**WORK TO BE COMPLETED:**
Pull each line holding the word "name" from the data.

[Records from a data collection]
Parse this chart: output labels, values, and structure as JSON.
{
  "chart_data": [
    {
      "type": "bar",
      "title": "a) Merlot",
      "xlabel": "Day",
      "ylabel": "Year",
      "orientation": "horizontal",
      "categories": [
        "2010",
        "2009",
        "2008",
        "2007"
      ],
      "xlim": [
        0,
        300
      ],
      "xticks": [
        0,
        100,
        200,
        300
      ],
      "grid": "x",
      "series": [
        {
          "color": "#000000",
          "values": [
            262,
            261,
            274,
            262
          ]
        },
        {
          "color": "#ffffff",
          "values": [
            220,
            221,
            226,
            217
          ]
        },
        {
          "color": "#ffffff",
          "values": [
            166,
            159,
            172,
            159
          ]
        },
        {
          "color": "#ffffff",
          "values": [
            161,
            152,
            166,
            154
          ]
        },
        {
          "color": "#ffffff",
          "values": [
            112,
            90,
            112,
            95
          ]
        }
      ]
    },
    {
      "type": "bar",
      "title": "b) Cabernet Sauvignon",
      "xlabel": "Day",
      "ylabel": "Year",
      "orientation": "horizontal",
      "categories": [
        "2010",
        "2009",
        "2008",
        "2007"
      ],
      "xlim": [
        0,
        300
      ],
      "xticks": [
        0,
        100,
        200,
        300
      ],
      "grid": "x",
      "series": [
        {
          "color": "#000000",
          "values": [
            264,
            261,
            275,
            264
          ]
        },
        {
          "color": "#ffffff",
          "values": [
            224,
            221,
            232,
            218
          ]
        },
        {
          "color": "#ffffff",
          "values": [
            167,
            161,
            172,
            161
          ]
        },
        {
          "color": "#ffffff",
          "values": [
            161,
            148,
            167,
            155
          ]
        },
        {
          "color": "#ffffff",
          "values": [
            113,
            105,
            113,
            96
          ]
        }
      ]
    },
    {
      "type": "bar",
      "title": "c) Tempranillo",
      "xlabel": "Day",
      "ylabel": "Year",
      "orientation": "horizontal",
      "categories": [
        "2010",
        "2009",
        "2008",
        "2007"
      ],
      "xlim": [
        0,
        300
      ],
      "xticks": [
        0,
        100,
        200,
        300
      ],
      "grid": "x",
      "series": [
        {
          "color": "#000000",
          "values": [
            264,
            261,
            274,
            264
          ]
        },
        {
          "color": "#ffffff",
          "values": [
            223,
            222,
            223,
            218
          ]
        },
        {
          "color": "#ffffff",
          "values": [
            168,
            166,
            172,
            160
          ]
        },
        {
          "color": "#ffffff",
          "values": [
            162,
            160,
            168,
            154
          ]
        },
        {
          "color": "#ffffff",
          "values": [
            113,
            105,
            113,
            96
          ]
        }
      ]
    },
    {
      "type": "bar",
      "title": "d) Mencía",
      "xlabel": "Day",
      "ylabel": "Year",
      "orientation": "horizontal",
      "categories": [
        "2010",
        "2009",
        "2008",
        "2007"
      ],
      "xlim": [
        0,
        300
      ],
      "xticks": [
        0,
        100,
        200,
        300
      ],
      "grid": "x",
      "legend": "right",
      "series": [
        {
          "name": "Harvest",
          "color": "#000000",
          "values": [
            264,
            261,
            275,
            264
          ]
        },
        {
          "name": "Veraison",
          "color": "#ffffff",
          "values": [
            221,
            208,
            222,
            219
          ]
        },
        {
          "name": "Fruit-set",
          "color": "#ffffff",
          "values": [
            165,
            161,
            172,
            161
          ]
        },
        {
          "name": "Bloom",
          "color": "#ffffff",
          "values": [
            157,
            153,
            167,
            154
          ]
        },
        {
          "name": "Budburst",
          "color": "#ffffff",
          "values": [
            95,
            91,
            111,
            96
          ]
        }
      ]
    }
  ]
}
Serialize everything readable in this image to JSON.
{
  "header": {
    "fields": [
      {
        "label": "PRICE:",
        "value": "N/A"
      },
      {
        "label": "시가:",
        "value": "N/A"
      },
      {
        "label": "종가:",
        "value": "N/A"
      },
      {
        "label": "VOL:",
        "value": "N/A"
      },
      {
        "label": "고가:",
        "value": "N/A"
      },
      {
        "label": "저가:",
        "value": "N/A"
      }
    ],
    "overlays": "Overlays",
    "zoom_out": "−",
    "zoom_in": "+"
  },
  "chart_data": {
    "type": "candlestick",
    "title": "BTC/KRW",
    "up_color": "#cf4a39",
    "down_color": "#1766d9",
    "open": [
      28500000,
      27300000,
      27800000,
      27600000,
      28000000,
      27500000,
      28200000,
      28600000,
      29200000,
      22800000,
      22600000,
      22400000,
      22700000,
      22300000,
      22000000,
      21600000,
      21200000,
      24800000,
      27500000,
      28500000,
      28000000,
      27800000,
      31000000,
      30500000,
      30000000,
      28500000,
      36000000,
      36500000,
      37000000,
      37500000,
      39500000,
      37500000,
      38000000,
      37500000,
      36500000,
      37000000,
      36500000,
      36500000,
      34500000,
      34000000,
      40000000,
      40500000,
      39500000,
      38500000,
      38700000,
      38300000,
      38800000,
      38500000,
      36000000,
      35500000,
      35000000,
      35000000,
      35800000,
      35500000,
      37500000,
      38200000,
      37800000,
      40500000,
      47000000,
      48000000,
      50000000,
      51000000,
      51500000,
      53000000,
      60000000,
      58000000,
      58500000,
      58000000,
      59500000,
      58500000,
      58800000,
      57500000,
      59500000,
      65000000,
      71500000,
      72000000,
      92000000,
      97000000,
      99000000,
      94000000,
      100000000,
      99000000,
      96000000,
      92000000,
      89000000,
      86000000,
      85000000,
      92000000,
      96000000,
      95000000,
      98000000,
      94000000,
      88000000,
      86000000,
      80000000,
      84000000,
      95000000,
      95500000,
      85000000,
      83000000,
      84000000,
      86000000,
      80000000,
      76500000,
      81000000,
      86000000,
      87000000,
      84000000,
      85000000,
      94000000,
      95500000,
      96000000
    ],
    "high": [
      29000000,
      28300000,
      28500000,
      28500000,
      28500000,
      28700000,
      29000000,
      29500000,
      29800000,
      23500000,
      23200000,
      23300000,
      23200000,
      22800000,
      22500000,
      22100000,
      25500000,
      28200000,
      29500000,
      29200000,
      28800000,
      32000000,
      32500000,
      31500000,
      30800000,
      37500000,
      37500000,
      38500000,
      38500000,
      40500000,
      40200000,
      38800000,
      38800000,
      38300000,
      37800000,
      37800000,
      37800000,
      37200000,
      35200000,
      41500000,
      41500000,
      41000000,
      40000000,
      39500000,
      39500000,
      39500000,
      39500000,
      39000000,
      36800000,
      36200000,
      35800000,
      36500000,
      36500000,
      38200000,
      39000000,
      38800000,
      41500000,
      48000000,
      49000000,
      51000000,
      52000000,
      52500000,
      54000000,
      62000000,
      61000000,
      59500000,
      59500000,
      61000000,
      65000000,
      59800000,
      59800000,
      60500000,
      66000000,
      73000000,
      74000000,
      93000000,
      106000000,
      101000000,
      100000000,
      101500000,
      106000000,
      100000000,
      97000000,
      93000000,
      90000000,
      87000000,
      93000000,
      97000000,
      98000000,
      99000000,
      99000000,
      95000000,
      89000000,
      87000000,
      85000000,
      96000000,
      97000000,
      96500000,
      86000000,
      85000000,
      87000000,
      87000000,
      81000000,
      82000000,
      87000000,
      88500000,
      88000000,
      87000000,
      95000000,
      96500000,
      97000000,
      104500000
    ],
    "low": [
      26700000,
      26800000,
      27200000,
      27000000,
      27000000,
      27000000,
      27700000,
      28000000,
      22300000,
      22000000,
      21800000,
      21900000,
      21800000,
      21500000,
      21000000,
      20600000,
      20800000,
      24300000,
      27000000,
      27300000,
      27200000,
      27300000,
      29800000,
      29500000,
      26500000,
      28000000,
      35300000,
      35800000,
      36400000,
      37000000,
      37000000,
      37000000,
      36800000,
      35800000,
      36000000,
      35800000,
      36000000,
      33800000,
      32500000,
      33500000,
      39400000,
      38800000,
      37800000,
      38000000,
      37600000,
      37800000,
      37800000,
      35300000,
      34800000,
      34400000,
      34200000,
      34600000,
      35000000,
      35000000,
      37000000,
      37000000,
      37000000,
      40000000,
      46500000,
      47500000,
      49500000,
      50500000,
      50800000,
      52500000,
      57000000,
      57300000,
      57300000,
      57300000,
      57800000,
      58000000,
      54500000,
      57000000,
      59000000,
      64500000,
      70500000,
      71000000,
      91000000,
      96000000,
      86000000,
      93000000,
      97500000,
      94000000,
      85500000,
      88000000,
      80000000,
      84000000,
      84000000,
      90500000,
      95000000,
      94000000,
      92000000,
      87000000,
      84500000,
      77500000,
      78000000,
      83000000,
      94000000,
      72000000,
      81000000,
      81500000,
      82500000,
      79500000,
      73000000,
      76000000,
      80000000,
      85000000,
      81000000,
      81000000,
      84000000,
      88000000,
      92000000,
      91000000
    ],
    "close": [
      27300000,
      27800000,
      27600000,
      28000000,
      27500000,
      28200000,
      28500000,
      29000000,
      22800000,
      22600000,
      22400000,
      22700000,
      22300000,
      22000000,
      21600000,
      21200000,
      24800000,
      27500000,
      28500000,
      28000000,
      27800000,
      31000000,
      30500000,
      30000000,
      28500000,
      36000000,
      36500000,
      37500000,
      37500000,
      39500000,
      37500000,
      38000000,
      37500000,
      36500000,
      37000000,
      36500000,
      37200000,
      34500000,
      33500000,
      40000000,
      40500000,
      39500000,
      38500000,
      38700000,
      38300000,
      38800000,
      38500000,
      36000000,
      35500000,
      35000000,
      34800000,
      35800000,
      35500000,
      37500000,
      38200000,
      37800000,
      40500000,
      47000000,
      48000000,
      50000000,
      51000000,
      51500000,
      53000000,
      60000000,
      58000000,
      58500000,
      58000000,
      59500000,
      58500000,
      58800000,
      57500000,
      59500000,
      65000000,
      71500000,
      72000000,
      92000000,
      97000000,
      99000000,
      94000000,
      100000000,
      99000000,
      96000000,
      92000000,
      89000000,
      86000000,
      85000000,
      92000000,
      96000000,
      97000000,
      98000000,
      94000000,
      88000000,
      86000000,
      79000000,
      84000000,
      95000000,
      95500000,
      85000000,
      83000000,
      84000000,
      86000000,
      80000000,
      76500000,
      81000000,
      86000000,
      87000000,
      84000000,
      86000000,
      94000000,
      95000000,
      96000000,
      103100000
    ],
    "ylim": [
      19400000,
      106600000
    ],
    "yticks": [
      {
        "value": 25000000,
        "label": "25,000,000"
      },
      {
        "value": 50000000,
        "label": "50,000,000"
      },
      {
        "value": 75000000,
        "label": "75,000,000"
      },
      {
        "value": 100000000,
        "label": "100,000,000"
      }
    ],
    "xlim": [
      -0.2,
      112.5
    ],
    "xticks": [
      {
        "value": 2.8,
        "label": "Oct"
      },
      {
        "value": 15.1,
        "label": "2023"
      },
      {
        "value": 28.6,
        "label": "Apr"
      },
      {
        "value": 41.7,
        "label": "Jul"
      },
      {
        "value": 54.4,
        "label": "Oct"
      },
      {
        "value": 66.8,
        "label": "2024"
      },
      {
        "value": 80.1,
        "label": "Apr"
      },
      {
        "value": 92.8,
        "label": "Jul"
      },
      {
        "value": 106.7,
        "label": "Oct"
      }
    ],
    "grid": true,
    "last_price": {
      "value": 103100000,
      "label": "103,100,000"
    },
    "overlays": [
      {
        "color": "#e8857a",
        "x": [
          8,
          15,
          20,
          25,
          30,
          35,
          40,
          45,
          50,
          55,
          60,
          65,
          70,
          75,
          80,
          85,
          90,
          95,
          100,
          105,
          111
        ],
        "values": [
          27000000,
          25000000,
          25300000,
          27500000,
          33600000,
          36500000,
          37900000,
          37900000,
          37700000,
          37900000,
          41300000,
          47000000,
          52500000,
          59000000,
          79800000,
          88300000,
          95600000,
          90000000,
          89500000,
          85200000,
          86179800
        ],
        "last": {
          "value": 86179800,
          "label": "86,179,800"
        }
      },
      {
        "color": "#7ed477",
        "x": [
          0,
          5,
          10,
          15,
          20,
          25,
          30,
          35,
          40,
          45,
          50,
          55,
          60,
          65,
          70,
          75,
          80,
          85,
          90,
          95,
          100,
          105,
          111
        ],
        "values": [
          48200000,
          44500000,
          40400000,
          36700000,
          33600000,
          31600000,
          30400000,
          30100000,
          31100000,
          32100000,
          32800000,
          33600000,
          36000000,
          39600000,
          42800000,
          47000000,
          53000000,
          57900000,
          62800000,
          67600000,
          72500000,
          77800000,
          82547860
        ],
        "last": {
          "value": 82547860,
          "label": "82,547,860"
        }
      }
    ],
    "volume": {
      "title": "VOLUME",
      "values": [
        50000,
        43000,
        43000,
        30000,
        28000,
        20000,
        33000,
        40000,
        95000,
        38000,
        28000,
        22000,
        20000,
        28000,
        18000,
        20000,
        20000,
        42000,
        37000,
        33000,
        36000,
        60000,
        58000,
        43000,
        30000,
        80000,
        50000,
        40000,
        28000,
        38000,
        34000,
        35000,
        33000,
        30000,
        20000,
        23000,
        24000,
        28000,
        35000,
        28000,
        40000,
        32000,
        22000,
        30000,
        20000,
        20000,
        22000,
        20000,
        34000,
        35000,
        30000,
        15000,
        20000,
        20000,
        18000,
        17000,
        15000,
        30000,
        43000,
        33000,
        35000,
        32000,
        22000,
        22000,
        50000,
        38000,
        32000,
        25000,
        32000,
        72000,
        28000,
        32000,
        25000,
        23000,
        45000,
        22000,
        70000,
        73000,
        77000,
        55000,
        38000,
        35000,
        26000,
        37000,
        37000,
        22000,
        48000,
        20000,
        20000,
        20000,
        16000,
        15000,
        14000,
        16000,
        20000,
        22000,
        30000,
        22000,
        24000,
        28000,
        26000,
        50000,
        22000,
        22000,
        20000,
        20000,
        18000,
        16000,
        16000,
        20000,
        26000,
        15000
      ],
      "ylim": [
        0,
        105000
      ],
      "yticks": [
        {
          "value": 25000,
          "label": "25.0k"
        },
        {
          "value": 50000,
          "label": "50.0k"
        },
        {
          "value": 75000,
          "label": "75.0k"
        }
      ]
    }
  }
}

**RESULT FOR THIS EXERCISE:**
          "name": "Harvest",
          "name": "Veraison",
          "name": "Fruit-set",
          "name": "Bloom",
          "name": "Budburst",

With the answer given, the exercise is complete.